=== Given records ===
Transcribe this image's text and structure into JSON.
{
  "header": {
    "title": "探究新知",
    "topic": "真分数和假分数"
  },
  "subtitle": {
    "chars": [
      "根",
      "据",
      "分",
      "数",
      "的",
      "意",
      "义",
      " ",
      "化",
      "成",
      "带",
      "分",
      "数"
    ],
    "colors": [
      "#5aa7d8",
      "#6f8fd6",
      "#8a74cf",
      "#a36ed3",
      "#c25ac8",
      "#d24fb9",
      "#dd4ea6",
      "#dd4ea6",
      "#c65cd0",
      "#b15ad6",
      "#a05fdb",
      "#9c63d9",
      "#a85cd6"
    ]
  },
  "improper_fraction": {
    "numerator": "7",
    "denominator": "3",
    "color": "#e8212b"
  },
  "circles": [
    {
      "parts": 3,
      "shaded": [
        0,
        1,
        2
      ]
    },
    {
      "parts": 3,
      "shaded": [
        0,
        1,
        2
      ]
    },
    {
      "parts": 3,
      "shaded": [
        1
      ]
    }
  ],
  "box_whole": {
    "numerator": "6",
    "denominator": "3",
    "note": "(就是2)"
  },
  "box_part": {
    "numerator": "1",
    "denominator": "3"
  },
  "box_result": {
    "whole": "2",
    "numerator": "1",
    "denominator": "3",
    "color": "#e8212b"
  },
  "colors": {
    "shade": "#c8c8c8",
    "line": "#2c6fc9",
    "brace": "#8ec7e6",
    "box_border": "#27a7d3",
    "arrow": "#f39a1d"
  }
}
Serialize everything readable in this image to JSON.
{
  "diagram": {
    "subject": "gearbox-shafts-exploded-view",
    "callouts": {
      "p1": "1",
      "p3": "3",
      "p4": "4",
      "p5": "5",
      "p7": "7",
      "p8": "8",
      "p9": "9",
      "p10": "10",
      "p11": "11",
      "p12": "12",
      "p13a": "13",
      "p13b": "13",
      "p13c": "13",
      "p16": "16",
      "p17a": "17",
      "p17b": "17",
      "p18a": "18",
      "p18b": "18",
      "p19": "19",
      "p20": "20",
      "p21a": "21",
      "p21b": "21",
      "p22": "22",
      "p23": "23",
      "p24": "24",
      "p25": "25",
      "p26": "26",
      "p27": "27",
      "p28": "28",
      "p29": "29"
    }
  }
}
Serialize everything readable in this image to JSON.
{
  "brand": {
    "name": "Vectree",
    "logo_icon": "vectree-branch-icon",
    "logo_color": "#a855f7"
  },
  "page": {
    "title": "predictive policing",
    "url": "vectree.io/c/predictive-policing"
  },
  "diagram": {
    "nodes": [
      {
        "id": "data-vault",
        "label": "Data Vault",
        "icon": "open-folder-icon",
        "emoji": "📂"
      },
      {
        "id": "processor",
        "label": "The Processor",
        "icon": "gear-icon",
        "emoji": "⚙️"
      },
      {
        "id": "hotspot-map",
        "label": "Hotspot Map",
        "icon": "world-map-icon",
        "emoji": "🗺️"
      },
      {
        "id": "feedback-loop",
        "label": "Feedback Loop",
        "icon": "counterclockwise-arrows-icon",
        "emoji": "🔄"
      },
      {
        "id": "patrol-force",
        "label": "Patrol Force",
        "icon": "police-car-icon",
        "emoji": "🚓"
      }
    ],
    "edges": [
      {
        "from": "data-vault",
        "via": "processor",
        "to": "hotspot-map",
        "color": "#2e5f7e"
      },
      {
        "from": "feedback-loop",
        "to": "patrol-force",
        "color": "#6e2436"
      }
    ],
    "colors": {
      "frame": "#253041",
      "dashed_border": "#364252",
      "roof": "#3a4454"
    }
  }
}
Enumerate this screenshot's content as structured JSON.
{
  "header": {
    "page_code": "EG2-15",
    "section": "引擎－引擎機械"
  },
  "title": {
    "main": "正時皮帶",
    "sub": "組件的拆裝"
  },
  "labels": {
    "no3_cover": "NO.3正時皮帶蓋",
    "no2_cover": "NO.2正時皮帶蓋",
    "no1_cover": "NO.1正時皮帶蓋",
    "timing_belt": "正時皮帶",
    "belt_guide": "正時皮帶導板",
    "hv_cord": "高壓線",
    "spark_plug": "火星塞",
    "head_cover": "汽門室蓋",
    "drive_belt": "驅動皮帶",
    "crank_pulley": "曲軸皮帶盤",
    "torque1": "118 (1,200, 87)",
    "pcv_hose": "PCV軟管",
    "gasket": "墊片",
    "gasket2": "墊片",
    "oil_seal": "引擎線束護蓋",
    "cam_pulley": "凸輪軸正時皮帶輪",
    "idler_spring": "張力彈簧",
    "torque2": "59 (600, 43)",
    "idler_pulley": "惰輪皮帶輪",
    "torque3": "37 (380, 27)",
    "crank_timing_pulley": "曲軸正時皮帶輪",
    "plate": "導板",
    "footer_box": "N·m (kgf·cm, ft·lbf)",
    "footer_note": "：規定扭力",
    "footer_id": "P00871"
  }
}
===
Exercise requirements: Write out the data exactly as it stands.

Solution to this task:
Transcribe this image's text and structure into JSON.
{
  "header": {
    "title": "探究新知",
    "topic": "真分数和假分数"
  },
  "subtitle": {
    "chars": [
      "根",
      "据",
      "分",
      "数",
      "的",
      "意",
      "义",
      " ",
      "化",
      "成",
      "带",
      "分",
      "数"
    ],
    "colors": [
      "#5aa7d8",
      "#6f8fd6",
      "#8a74cf",
      "#a36ed3",
      "#c25ac8",
      "#d24fb9",
      "#dd4ea6",
      "#dd4ea6",
      "#c65cd0",
      "#b15ad6",
      "#a05fdb",
      "#9c63d9",
      "#a85cd6"
    ]
  },
  "improper_fraction": {
    "numerator": "7",
    "denominator": "3",
    "color": "#e8212b"
  },
  "circles": [
    {
      "parts": 3,
      "shaded": [
        0,
        1,
        2
      ]
    },
    {
      "parts": 3,
      "shaded": [
        0,
        1,
        2
      ]
    },
    {
      "parts": 3,
      "shaded": [
        1
      ]
    }
  ],
  "box_whole": {
    "numerator": "6",
    "denominator": "3",
    "note": "(就是2)"
  },
  "box_part": {
    "numerator": "1",
    "denominator": "3"
  },
  "box_result": {
    "whole": "2",
    "numerator": "1",
    "denominator": "3",
    "color": "#e8212b"
  },
  "colors": {
    "shade": "#c8c8c8",
    "line": "#2c6fc9",
    "brace": "#8ec7e6",
    "box_border": "#27a7d3",
    "arrow": "#f39a1d"
  }
}
Serialize everything readable in this image to JSON.
{
  "diagram": {
    "subject": "gearbox-shafts-exploded-view",
    "callouts": {
      "p1": "1",
      "p3": "3",
      "p4": "4",
      "p5": "5",
      "p7": "7",
      "p8": "8",
      "p9": "9",
      "p10": "10",
      "p11": "11",
      "p12": "12",
      "p13a": "13",
      "p13b": "13",
      "p13c": "13",
      "p16": "16",
      "p17a": "17",
      "p17b": "17",
      "p18a": "18",
      "p18b": "18",
      "p19": "19",
      "p20": "20",
      "p21a": "21",
      "p21b": "21",
      "p22": "22",
      "p23": "23",
      "p24": "24",
      "p25": "25",
      "p26": "26",
      "p27": "27",
      "p28": "28",
      "p29": "29"
    }
  }
}
Serialize everything readable in this image to JSON.
{
  "brand": {
    "name": "Vectree",
    "logo_icon": "vectree-branch-icon",
    "logo_color": "#a855f7"
  },
  "page": {
    "title": "predictive policing",
    "url": "vectree.io/c/predictive-policing"
  },
  "diagram": {
    "nodes": [
      {
        "id": "data-vault",
        "label": "Data Vault",
        "icon": "open-folder-icon",
        "emoji": "📂"
      },
      {
        "id": "processor",
        "label": "The Processor",
        "icon": "gear-icon",
        "emoji": "⚙️"
      },
      {
        "id": "hotspot-map",
        "label": "Hotspot Map",
        "icon": "world-map-icon",
        "emoji": "🗺️"
      },
      {
        "id": "feedback-loop",
        "label": "Feedback Loop",
        "icon": "counterclockwise-arrows-icon",
        "emoji": "🔄"
      },
      {
        "id": "patrol-force",
        "label": "Patrol Force",
        "icon": "police-car-icon",
        "emoji": "🚓"
      }
    ],
    "edges": [
      {
        "from": "data-vault",
        "via": "processor",
        "to": "hotspot-map",
        "color": "#2e5f7e"
      },
      {
        "from": "feedback-loop",
        "to": "patrol-force",
        "color": "#6e2436"
      }
    ],
    "colors": {
      "frame": "#253041",
      "dashed_border": "#364252",
      "roof": "#3a4454"
    }
  }
}
Enumerate this screenshot's content as structured JSON.
{
  "header": {
    "page_code": "EG2-15",
    "section": "引擎－引擎機械"
  },
  "title": {
    "main": "正時皮帶",
    "sub": "組件的拆裝"
  },
  "labels": {
    "no3_cover": "NO.3正時皮帶蓋",
    "no2_cover": "NO.2正時皮帶蓋",
    "no1_cover": "NO.1正時皮帶蓋",
    "timing_belt": "正時皮帶",
    "belt_guide": "正時皮帶導板",
    "hv_cord": "高壓線",
    "spark_plug": "火星塞",
    "head_cover": "汽門室蓋",
    "drive_belt": "驅動皮帶",
    "crank_pulley": "曲軸皮帶盤",
    "torque1": "118 (1,200, 87)",
    "pcv_hose": "PCV軟管",
    "gasket": "墊片",
    "gasket2": "墊片",
    "oil_seal": "引擎線束護蓋",
    "cam_pulley": "凸輪軸正時皮帶輪",
    "idler_spring": "張力彈簧",
    "torque2": "59 (600, 43)",
    "idler_pulley": "惰輪皮帶輪",
    "torque3": "37 (380, 27)",
    "crank_timing_pulley": "曲軸正時皮帶輪",
    "plate": "導板",
    "footer_box": "N·m (kgf·cm, ft·lbf)",
    "footer_note": "：規定扭力",
    "footer_id": "P00871"
  }
}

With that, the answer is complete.